-- SET EXERCISE --
Can all of these lines be returned exactly?

[Stored data entries]

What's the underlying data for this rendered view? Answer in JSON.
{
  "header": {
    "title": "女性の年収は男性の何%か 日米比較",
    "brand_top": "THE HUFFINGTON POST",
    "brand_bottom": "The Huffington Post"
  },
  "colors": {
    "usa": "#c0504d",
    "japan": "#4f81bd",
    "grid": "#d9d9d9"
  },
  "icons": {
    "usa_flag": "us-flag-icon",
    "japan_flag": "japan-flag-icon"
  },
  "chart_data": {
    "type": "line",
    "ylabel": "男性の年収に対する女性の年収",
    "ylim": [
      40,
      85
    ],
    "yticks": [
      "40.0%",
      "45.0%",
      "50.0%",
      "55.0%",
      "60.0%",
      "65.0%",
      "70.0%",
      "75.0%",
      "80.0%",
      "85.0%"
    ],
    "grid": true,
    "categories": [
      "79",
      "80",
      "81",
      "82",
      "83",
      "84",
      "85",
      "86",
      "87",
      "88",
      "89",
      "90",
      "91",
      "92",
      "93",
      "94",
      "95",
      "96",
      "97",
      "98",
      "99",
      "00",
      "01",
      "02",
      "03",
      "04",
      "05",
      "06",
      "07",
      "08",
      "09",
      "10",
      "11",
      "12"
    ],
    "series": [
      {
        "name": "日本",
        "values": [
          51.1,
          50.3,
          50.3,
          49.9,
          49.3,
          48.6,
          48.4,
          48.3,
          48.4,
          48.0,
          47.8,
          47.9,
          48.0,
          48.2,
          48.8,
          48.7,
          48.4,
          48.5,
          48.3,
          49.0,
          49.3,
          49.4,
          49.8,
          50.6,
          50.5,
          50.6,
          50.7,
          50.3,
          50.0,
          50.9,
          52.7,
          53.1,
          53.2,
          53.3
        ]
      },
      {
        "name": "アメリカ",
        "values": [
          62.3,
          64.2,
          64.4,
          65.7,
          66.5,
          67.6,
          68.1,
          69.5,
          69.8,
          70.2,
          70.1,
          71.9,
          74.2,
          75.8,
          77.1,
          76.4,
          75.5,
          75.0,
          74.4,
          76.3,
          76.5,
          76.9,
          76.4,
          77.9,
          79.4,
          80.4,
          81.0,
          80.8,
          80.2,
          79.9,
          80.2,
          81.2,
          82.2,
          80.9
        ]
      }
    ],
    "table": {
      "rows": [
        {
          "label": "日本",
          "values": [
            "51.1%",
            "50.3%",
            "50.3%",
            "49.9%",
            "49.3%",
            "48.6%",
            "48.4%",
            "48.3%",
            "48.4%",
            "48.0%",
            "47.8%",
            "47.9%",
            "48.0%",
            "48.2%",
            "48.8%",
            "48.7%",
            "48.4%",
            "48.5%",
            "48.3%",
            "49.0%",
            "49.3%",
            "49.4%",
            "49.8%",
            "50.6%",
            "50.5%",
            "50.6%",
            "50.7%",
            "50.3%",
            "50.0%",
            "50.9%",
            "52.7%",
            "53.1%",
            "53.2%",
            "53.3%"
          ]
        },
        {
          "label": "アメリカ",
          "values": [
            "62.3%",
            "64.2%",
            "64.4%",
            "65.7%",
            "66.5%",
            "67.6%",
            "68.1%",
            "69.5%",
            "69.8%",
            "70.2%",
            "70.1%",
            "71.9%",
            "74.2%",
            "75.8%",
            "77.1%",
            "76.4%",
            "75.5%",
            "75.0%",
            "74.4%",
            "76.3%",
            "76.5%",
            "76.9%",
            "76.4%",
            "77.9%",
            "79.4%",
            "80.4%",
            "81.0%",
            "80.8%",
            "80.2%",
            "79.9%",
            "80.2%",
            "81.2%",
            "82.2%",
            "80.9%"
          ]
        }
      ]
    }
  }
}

-- RESULT OF THE EXERCISE --
What's the underlying data for this rendered view? Answer in JSON.
{
  "header": {
    "title": "女性の年収は男性の何%か 日米比較",
    "brand_top": "THE HUFFINGTON POST",
    "brand_bottom": "The Huffington Post"
  },
  "colors": {
    "usa": "#c0504d",
    "japan": "#4f81bd",
    "grid": "#d9d9d9"
  },
  "icons": {
    "usa_flag": "us-flag-icon",
    "japan_flag": "japan-flag-icon"
  },
  "chart_data": {
    "type": "line",
    "ylabel": "男性の年収に対する女性の年収",
    "ylim": [
      40,
      85
    ],
    "yticks": [
      "40.0%",
      "45.0%",
      "50.0%",
      "55.0%",
      "60.0%",
      "65.0%",
      "70.0%",
      "75.0%",
      "80.0%",
      "85.0%"
    ],
    "grid": true,
    "categories": [
      "79",
      "80",
      "81",
      "82",
      "83",
      "84",
      "85",
      "86",
      "87",
      "88",
      "89",
      "90",
      "91",
      "92",
      "93",
      "94",
      "95",
      "96",
      "97",
      "98",
      "99",
      "00",
      "01",
      "02",
      "03",
      "04",
      "05",
      "06",
      "07",
      "08",
      "09",
      "10",
      "11",
      "12"
    ],
    "series": [
      {
        "name": "日本",
        "values": [
          51.1,
          50.3,
          50.3,
          49.9,
          49.3,
          48.6,
          48.4,
          48.3,
          48.4,
          48.0,
          47.8,
          47.9,
          48.0,
          48.2,
          48.8,
          48.7,
          48.4,
          48.5,
          48.3,
          49.0,
          49.3,
          49.4,
          49.8,
          50.6,
          50.5,
          50.6,
          50.7,
          50.3,
          50.0,
          50.9,
          52.7,
          53.1,
          53.2,
          53.3
        ]
      },
      {
        "name": "アメリカ",
        "values": [
          62.3,
          64.2,
          64.4,
          65.7,
          66.5,
          67.6,
          68.1,
          69.5,
          69.8,
          70.2,
          70.1,
          71.9,
          74.2,
          75.8,
          77.1,
          76.4,
          75.5,
          75.0,
          74.4,
          76.3,
          76.5,
          76.9,
          76.4,
          77.9,
          79.4,
          80.4,
          81.0,
          80.8,
          80.2,
          79.9,
          80.2,
          81.2,
          82.2,
          80.9
        ]
      }
    ],
    "table": {
      "rows": [
        {
          "label": "日本",
          "values": [
            "51.1%",
            "50.3%",
            "50.3%",
            "49.9%",
            "49.3%",
            "48.6%",
            "48.4%",
            "48.3%",
            "48.4%",
            "48.0%",
            "47.8%",
            "47.9%",
            "48.0%",
            "48.2%",
            "48.8%",
            "48.7%",
            "48.4%",
            "48.5%",
            "48.3%",
            "49.0%",
            "49.3%",
            "49.4%",
            "49.8%",
            "50.6%",
            "50.5%",
            "50.6%",
            "50.7%",
            "50.3%",
            "50.0%",
            "50.9%",
            "52.7%",
            "53.1%",
            "53.2%",
            "53.3%"
          ]
        },
        {
          "label": "アメリカ",
          "values": [
            "62.3%",
            "64.2%",
            "64.4%",
            "65.7%",
            "66.5%",
            "67.6%",
            "68.1%",
            "69.5%",
            "69.8%",
            "70.2%",
            "70.1%",
            "71.9%",
            "74.2%",
            "75.8%",
            "77.1%",
            "76.4%",
            "75.5%",
            "75.0%",
            "74.4%",
            "76.3%",
            "76.5%",
            "76.9%",
            "76.4%",
            "77.9%",
            "79.4%",
            "80.4%",
            "81.0%",
            "80.8%",
            "80.2%",
            "79.9%",
            "80.2%",
            "81.2%",
            "82.2%",
            "80.9%"
          ]
        }
      ]
    }
  }
}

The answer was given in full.